┌──

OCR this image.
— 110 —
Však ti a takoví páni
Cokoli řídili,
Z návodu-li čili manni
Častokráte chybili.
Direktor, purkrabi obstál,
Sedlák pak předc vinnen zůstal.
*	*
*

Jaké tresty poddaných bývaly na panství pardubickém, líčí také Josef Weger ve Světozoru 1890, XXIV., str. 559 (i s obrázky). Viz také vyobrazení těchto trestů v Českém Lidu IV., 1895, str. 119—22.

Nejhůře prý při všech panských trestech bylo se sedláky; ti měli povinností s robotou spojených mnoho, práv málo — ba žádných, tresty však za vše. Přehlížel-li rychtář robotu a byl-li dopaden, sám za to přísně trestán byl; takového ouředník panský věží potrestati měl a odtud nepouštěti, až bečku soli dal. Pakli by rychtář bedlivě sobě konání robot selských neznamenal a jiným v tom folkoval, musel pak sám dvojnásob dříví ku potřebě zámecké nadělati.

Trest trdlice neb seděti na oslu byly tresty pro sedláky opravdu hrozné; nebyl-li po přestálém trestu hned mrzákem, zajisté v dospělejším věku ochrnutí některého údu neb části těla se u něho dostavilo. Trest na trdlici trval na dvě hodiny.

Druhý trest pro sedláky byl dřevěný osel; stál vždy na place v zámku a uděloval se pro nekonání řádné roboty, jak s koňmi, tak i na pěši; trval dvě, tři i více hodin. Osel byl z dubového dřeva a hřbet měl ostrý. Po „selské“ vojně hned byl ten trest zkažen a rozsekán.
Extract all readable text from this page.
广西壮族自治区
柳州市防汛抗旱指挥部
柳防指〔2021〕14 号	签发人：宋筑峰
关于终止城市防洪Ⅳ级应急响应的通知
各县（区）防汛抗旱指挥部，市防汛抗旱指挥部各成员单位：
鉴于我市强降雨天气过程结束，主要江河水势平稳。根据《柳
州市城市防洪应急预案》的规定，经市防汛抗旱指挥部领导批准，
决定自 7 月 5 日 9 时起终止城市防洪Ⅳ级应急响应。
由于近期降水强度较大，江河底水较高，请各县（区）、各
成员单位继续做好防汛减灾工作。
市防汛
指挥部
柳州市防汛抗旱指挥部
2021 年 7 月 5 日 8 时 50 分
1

└──

Read through the entries and copy every line that includes "this".

OCR this image.
Extract all readable text from this page.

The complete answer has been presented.